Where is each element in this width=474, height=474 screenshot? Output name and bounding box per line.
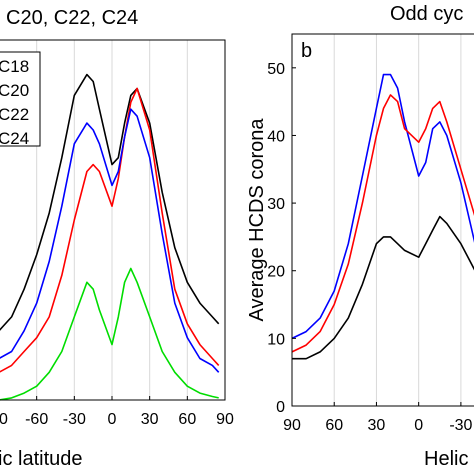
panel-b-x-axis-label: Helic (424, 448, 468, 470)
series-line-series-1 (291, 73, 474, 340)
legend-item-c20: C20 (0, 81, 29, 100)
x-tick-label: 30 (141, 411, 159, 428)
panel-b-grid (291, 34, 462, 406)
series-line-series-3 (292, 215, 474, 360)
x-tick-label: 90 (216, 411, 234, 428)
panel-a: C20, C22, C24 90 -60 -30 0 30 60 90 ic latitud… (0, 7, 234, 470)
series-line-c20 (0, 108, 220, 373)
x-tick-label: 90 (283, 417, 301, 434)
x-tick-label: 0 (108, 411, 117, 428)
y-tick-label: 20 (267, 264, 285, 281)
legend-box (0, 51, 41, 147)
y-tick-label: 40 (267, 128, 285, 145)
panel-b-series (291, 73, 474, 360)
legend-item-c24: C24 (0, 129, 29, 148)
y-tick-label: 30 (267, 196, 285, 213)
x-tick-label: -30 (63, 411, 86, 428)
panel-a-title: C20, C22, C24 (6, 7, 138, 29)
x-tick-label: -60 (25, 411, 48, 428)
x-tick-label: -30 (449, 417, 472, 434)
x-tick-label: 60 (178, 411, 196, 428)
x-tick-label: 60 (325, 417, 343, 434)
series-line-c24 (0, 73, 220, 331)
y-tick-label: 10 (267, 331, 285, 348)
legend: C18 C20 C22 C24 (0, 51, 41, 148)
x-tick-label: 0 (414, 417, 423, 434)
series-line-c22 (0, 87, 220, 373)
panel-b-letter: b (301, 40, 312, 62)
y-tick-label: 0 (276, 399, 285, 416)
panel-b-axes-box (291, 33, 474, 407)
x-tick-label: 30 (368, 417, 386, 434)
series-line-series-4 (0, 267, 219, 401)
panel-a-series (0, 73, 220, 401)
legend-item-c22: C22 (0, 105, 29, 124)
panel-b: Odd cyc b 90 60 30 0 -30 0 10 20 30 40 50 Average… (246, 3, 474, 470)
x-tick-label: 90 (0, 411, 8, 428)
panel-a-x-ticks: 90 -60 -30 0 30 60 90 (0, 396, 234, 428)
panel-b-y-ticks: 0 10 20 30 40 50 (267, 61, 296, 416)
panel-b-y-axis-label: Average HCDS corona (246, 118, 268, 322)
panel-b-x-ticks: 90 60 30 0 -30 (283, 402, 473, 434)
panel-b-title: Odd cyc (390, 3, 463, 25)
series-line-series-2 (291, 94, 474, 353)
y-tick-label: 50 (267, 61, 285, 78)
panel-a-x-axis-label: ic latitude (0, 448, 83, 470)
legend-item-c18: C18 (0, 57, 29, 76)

::::

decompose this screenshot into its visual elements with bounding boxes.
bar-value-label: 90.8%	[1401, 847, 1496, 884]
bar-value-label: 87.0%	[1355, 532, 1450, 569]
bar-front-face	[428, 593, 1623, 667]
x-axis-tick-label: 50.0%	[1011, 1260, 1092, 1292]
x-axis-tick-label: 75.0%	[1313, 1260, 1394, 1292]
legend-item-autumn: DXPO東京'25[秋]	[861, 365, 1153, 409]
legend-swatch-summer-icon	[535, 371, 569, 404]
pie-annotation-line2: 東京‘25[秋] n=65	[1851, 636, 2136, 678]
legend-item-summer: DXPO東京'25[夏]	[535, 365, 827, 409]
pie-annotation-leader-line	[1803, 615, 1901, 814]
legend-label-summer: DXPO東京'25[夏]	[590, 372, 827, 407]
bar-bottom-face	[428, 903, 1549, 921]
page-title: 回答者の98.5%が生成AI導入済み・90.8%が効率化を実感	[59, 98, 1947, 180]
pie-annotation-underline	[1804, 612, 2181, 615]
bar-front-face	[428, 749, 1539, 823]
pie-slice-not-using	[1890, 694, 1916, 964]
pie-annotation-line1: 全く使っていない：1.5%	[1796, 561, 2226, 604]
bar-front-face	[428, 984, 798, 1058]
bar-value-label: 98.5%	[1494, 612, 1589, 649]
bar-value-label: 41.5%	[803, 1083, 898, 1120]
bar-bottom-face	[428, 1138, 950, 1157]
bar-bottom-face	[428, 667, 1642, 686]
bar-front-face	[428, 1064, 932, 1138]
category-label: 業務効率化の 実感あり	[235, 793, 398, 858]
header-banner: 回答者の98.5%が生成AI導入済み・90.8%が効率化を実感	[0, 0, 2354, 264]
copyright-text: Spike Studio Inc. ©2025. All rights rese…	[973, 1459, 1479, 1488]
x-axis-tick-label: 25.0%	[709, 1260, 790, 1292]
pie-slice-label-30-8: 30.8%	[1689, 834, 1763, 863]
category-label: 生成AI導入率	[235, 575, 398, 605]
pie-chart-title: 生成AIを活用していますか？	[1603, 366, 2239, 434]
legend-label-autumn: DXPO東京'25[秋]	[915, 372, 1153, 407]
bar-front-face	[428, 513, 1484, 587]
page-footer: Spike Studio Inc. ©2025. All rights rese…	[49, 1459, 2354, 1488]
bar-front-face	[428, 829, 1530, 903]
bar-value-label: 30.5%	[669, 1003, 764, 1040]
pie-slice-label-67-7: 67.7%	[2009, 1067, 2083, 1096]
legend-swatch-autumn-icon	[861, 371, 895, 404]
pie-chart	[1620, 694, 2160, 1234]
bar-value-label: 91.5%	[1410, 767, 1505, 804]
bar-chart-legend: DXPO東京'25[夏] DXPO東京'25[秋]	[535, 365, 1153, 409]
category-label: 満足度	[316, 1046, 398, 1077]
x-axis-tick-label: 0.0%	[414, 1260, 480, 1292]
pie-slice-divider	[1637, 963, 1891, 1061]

::::

■ Stated task ■
Update the data between the lines holding "panel-b-x-axis-label: Helic (424, 448, 468, 470)" and "x-tick-label: 90 (216, 411, 234, 428)", inclusive, by replacing "x-tick-label" with "x-axis-tick-label" and leaving everything else unchanged. Give only those lines.

■ Expected answer ■
panel-b-x-axis-label: Helic (424, 448, 468, 470)
series-line-series-1 (291, 73, 474, 340)
legend-item-c20: C20 (0, 81, 29, 100)
x-axis-tick-label: 30 (141, 411, 159, 428)
panel-b-grid (291, 34, 462, 406)
series-line-series-3 (292, 215, 474, 360)
x-axis-tick-label: 90 (216, 411, 234, 428)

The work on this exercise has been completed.